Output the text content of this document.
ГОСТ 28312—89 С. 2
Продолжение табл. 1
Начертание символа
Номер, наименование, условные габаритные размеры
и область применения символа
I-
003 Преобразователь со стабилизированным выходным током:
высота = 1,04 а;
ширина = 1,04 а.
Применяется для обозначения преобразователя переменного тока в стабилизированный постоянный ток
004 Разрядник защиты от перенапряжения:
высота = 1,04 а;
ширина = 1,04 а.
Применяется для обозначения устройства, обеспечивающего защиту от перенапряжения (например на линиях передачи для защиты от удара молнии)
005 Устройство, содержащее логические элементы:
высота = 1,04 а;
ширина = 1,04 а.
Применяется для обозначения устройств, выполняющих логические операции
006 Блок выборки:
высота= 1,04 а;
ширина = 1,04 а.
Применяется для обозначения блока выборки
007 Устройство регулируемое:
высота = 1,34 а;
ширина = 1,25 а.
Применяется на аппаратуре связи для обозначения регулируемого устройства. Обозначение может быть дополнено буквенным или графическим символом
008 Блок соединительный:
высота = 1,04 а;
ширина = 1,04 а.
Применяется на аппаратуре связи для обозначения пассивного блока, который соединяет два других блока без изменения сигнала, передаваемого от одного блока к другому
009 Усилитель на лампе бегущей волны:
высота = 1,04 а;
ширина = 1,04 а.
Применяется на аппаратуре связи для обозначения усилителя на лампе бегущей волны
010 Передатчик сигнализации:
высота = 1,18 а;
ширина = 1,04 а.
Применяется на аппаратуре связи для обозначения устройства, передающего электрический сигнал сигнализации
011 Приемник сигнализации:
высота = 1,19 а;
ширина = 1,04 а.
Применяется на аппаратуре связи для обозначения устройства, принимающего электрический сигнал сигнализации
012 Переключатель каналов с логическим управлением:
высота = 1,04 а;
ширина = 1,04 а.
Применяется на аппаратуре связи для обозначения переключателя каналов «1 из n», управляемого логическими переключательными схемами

== == ==

Transcribe the records above exactly as they appear.

**FULL OUTPUT**
Output the text content of this document.
ГОСТ 28312—89 С. 2
Продолжение табл. 1
Начертание символа
Номер, наименование, условные габаритные размеры
и область применения символа
I-
003 Преобразователь со стабилизированным выходным током:
высота = 1,04 а;
ширина = 1,04 а.
Применяется для обозначения преобразователя переменного тока в стабилизированный постоянный ток
004 Разрядник защиты от перенапряжения:
высота = 1,04 а;
ширина = 1,04 а.
Применяется для обозначения устройства, обеспечивающего защиту от перенапряжения (например на линиях передачи для защиты от удара молнии)
005 Устройство, содержащее логические элементы:
высота = 1,04 а;
ширина = 1,04 а.
Применяется для обозначения устройств, выполняющих логические операции
006 Блок выборки:
высота= 1,04 а;
ширина = 1,04 а.
Применяется для обозначения блока выборки
007 Устройство регулируемое:
высота = 1,34 а;
ширина = 1,25 а.
Применяется на аппаратуре связи для обозначения регулируемого устройства. Обозначение может быть дополнено буквенным или графическим символом
008 Блок соединительный:
высота = 1,04 а;
ширина = 1,04 а.
Применяется на аппаратуре связи для обозначения пассивного блока, который соединяет два других блока без изменения сигнала, передаваемого от одного блока к другому
009 Усилитель на лампе бегущей волны:
высота = 1,04 а;
ширина = 1,04 а.
Применяется на аппаратуре связи для обозначения усилителя на лампе бегущей волны
010 Передатчик сигнализации:
высота = 1,18 а;
ширина = 1,04 а.
Применяется на аппаратуре связи для обозначения устройства, передающего электрический сигнал сигнализации
011 Приемник сигнализации:
высота = 1,19 а;
ширина = 1,04 а.
Применяется на аппаратуре связи для обозначения устройства, принимающего электрический сигнал сигнализации
012 Переключатель каналов с логическим управлением:
высота = 1,04 а;
ширина = 1,04 а.
Применяется на аппаратуре связи для обозначения переключателя каналов «1 из n», управляемого логическими переключательными схемами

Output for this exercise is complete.